▶ Task objective
Could you reproduce the listing below with every "field-label" switched to "text-label" and nothing else altered?

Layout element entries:
— Start —

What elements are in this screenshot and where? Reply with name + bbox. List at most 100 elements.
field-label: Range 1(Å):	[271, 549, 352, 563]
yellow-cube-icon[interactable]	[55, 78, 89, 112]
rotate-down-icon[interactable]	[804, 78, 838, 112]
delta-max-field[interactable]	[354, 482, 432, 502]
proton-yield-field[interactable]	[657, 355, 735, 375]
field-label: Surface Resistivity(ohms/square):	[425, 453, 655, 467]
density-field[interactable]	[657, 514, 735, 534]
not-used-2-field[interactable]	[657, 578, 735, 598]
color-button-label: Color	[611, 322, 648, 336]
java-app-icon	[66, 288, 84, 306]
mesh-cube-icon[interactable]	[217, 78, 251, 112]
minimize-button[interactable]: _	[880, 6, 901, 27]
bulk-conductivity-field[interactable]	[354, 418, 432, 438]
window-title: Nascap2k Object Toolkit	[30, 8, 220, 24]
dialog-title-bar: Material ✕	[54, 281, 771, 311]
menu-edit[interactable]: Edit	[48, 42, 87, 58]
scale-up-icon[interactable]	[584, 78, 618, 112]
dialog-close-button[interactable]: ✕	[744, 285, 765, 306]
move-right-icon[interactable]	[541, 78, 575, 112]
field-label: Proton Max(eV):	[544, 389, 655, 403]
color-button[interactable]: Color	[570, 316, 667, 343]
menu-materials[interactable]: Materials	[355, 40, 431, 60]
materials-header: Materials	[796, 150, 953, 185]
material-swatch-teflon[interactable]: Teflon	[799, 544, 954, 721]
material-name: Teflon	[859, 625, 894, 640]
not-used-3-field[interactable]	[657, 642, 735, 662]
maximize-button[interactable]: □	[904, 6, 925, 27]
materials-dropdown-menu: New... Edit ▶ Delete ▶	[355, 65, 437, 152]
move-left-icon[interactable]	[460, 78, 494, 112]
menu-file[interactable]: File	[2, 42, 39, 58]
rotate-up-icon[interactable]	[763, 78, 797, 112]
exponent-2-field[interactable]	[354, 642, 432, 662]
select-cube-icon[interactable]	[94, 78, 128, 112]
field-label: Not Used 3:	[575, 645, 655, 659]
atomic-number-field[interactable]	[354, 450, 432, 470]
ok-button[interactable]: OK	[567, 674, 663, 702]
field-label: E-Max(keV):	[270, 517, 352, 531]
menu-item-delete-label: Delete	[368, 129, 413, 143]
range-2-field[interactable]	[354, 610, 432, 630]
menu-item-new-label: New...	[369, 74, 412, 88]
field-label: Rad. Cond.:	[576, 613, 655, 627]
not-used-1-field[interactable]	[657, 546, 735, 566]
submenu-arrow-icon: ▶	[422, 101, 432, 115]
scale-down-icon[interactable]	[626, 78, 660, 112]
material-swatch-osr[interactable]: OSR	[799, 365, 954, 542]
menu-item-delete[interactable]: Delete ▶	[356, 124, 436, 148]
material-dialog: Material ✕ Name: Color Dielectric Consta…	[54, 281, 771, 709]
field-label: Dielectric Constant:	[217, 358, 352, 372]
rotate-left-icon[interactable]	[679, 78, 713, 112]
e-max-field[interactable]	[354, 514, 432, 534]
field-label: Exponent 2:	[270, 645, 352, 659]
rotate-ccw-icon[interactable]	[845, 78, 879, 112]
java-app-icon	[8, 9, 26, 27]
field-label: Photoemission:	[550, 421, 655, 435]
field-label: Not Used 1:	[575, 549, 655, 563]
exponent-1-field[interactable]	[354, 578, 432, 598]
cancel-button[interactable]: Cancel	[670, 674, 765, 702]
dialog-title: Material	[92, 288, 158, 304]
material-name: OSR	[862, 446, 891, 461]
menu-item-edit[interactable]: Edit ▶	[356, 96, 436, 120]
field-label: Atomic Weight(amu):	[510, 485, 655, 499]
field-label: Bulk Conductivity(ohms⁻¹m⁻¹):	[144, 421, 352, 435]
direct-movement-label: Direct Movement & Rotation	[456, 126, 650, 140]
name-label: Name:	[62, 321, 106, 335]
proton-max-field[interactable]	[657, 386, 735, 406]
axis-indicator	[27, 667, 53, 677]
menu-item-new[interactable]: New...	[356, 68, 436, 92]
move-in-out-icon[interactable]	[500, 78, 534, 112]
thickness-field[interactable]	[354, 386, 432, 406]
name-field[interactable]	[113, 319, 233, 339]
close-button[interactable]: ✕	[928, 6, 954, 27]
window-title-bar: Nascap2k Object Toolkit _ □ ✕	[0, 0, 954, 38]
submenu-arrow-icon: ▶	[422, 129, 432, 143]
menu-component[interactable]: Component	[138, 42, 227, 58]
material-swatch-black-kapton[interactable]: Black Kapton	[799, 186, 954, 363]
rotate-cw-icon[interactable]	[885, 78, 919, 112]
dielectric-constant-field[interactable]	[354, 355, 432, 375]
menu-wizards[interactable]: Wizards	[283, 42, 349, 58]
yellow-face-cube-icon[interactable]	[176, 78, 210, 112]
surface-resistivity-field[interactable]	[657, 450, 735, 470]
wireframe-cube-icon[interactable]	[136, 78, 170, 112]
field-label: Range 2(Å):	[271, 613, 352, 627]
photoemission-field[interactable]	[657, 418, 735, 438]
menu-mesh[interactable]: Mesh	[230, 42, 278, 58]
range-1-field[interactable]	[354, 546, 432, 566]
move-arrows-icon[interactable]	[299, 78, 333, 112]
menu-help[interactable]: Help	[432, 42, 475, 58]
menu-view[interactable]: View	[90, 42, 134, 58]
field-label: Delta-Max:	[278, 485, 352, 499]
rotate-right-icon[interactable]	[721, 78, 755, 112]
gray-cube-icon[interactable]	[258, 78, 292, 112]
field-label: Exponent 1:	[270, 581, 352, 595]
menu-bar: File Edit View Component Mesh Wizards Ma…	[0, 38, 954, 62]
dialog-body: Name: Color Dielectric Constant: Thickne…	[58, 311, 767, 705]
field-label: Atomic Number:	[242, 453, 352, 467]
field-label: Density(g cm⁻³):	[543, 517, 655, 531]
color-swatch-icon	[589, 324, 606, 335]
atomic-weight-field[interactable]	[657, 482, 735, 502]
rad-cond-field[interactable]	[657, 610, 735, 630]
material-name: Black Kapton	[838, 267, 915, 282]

— End —

▶ Final result
What elements are in this screenshot and where? Reply with name + bbox. List at most 100 elements.
text-label: Range 1(Å):	[271, 549, 352, 563]
yellow-cube-icon[interactable]	[55, 78, 89, 112]
rotate-down-icon[interactable]	[804, 78, 838, 112]
delta-max-field[interactable]	[354, 482, 432, 502]
proton-yield-field[interactable]	[657, 355, 735, 375]
text-label: Surface Resistivity(ohms/square):	[425, 453, 655, 467]
density-field[interactable]	[657, 514, 735, 534]
not-used-2-field[interactable]	[657, 578, 735, 598]
color-button-label: Color	[611, 322, 648, 336]
java-app-icon	[66, 288, 84, 306]
mesh-cube-icon[interactable]	[217, 78, 251, 112]
minimize-button[interactable]: _	[880, 6, 901, 27]
bulk-conductivity-field[interactable]	[354, 418, 432, 438]
window-title: Nascap2k Object Toolkit	[30, 8, 220, 24]
dialog-title-bar: Material ✕	[54, 281, 771, 311]
menu-edit[interactable]: Edit	[48, 42, 87, 58]
scale-up-icon[interactable]	[584, 78, 618, 112]
dialog-close-button[interactable]: ✕	[744, 285, 765, 306]
move-right-icon[interactable]	[541, 78, 575, 112]
text-label: Proton Max(eV):	[544, 389, 655, 403]
color-button[interactable]: Color	[570, 316, 667, 343]
menu-materials[interactable]: Materials	[355, 40, 431, 60]
materials-header: Materials	[796, 150, 953, 185]
material-swatch-teflon[interactable]: Teflon	[799, 544, 954, 721]
material-name: Teflon	[859, 625, 894, 640]
not-used-3-field[interactable]	[657, 642, 735, 662]
maximize-button[interactable]: □	[904, 6, 925, 27]
materials-dropdown-menu: New... Edit ▶ Delete ▶	[355, 65, 437, 152]
move-left-icon[interactable]	[460, 78, 494, 112]
menu-file[interactable]: File	[2, 42, 39, 58]
rotate-up-icon[interactable]	[763, 78, 797, 112]
exponent-2-field[interactable]	[354, 642, 432, 662]
select-cube-icon[interactable]	[94, 78, 128, 112]
text-label: Not Used 3:	[575, 645, 655, 659]
atomic-number-field[interactable]	[354, 450, 432, 470]
ok-button[interactable]: OK	[567, 674, 663, 702]
text-label: E-Max(keV):	[270, 517, 352, 531]
menu-item-delete-label: Delete	[368, 129, 413, 143]
range-2-field[interactable]	[354, 610, 432, 630]
menu-item-new-label: New...	[369, 74, 412, 88]
text-label: Rad. Cond.:	[576, 613, 655, 627]
not-used-1-field[interactable]	[657, 546, 735, 566]
submenu-arrow-icon: ▶	[422, 101, 432, 115]
scale-down-icon[interactable]	[626, 78, 660, 112]
material-swatch-osr[interactable]: OSR	[799, 365, 954, 542]
menu-item-delete[interactable]: Delete ▶	[356, 124, 436, 148]
material-dialog: Material ✕ Name: Color Dielectric Consta…	[54, 281, 771, 709]
text-label: Dielectric Constant:	[217, 358, 352, 372]
rotate-left-icon[interactable]	[679, 78, 713, 112]
e-max-field[interactable]	[354, 514, 432, 534]
text-label: Exponent 2:	[270, 645, 352, 659]
rotate-ccw-icon[interactable]	[845, 78, 879, 112]
java-app-icon	[8, 9, 26, 27]
text-label: Photoemission:	[550, 421, 655, 435]
text-label: Not Used 1:	[575, 549, 655, 563]
exponent-1-field[interactable]	[354, 578, 432, 598]
cancel-button[interactable]: Cancel	[670, 674, 765, 702]
dialog-title: Material	[92, 288, 158, 304]
material-name: OSR	[862, 446, 891, 461]
menu-item-edit[interactable]: Edit ▶	[356, 96, 436, 120]
text-label: Atomic Weight(amu):	[510, 485, 655, 499]
text-label: Bulk Conductivity(ohms⁻¹m⁻¹):	[144, 421, 352, 435]
direct-movement-label: Direct Movement & Rotation	[456, 126, 650, 140]
name-label: Name:	[62, 321, 106, 335]
proton-max-field[interactable]	[657, 386, 735, 406]
axis-indicator	[27, 667, 53, 677]
menu-item-new[interactable]: New...	[356, 68, 436, 92]
move-in-out-icon[interactable]	[500, 78, 534, 112]
thickness-field[interactable]	[354, 386, 432, 406]
name-field[interactable]	[113, 319, 233, 339]
close-button[interactable]: ✕	[928, 6, 954, 27]
window-title-bar: Nascap2k Object Toolkit _ □ ✕	[0, 0, 954, 38]
submenu-arrow-icon: ▶	[422, 129, 432, 143]
menu-component[interactable]: Component	[138, 42, 227, 58]
material-swatch-black-kapton[interactable]: Black Kapton	[799, 186, 954, 363]
rotate-cw-icon[interactable]	[885, 78, 919, 112]
dielectric-constant-field[interactable]	[354, 355, 432, 375]
menu-wizards[interactable]: Wizards	[283, 42, 349, 58]
yellow-face-cube-icon[interactable]	[176, 78, 210, 112]
surface-resistivity-field[interactable]	[657, 450, 735, 470]
wireframe-cube-icon[interactable]	[136, 78, 170, 112]
text-label: Range 2(Å):	[271, 613, 352, 627]
photoemission-field[interactable]	[657, 418, 735, 438]
menu-mesh[interactable]: Mesh	[230, 42, 278, 58]
range-1-field[interactable]	[354, 546, 432, 566]
move-arrows-icon[interactable]	[299, 78, 333, 112]
menu-help[interactable]: Help	[432, 42, 475, 58]
menu-view[interactable]: View	[90, 42, 134, 58]
text-label: Delta-Max:	[278, 485, 352, 499]
rotate-right-icon[interactable]	[721, 78, 755, 112]
gray-cube-icon[interactable]	[258, 78, 292, 112]
text-label: Exponent 1:	[270, 581, 352, 595]
menu-bar: File Edit View Component Mesh Wizards Ma…	[0, 38, 954, 62]
dialog-body: Name: Color Dielectric Constant: Thickne…	[58, 311, 767, 705]
text-label: Atomic Number:	[242, 453, 352, 467]
text-label: Density(g cm⁻³):	[543, 517, 655, 531]
color-swatch-icon	[589, 324, 606, 335]
atomic-weight-field[interactable]	[657, 482, 735, 502]
rad-cond-field[interactable]	[657, 610, 735, 630]
material-name: Black Kapton	[838, 267, 915, 282]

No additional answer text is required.